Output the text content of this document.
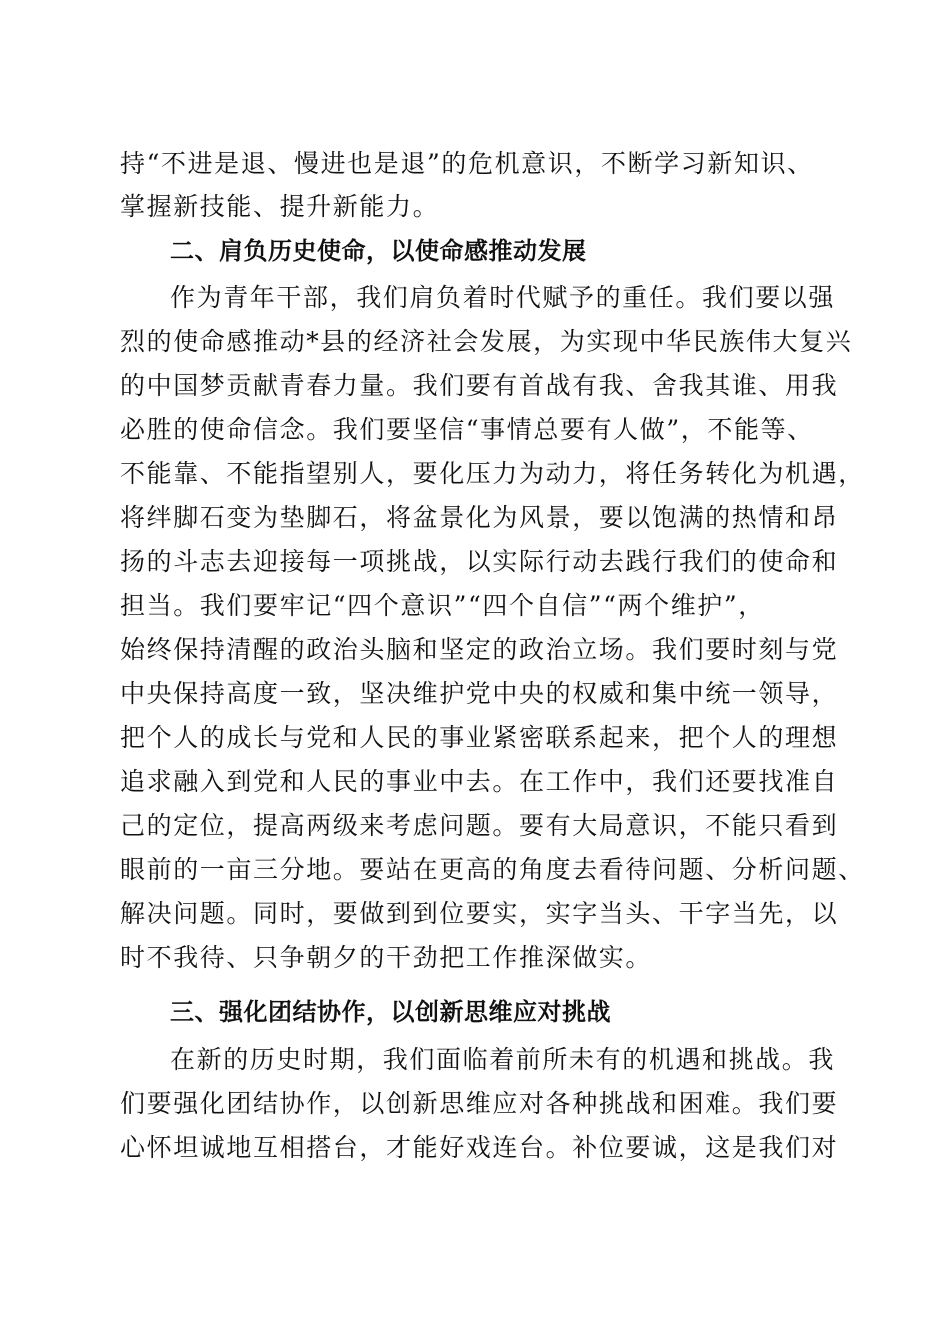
持“不进是退、慢进也是退”的危机意识，不断学习新知识、
掌握新技能、提升新能力。
二、肩负历史使命，以使命感推动发展
作为青年干部，我们肩负着时代赋予的重任。我们要以强
烈的使命感推动*县的经济社会发展，为实现中华民族伟大复兴
的中国梦贡献青春力量。我们要有首战有我、舍我其谁、用我
必胜的使命信念。我们要坚信“事情总要有人做”，不能等、
不能靠、不能指望别人，要化压力为动力，将任务转化为机遇，
将绊脚石变为垫脚石，将盆景化为风景，要以饱满的热情和昂
扬的斗志去迎接每一项挑战，以实际行动去践行我们的使命和
担当。我们要牢记“四个意识”“四个自信”“两个维护”，
始终保持清醒的政治头脑和坚定的政治立场。我们要时刻与党
中央保持高度一致，坚决维护党中央的权威和集中统一领导，
把个人的成长与党和人民的事业紧密联系起来，把个人的理想
追求融入到党和人民的事业中去。在工作中，我们还要找准自
己的定位，提高两级来考虑问题。要有大局意识，不能只看到
眼前的一亩三分地。要站在更高的角度去看待问题、分析问题、
解决问题。同时，要做到到位要实，实字当头、干字当先，以
时不我待、只争朝夕的干劲把工作推深做实。
三、强化团结协作，以创新思维应对挑战
在新的历史时期，我们面临着前所未有的机遇和挑战。我
们要强化团结协作，以创新思维应对各种挑战和困难。我们要
心怀坦诚地互相搭台，才能好戏连台。补位要诚，这是我们对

_Problem statement_. Copy every record above exactly, leaving out the pictures.

_Answer in full_.
Output the text content of this document.
持“不进是退、慢进也是退”的危机意识，不断学习新知识、
掌握新技能、提升新能力。
二、肩负历史使命，以使命感推动发展
作为青年干部，我们肩负着时代赋予的重任。我们要以强
烈的使命感推动*县的经济社会发展，为实现中华民族伟大复兴
的中国梦贡献青春力量。我们要有首战有我、舍我其谁、用我
必胜的使命信念。我们要坚信“事情总要有人做”，不能等、
不能靠、不能指望别人，要化压力为动力，将任务转化为机遇，
将绊脚石变为垫脚石，将盆景化为风景，要以饱满的热情和昂
扬的斗志去迎接每一项挑战，以实际行动去践行我们的使命和
担当。我们要牢记“四个意识”“四个自信”“两个维护”，
始终保持清醒的政治头脑和坚定的政治立场。我们要时刻与党
中央保持高度一致，坚决维护党中央的权威和集中统一领导，
把个人的成长与党和人民的事业紧密联系起来，把个人的理想
追求融入到党和人民的事业中去。在工作中，我们还要找准自
己的定位，提高两级来考虑问题。要有大局意识，不能只看到
眼前的一亩三分地。要站在更高的角度去看待问题、分析问题、
解决问题。同时，要做到到位要实，实字当头、干字当先，以
时不我待、只争朝夕的干劲把工作推深做实。
三、强化团结协作，以创新思维应对挑战
在新的历史时期，我们面临着前所未有的机遇和挑战。我
们要强化团结协作，以创新思维应对各种挑战和困难。我们要
心怀坦诚地互相搭台，才能好戏连台。补位要诚，这是我们对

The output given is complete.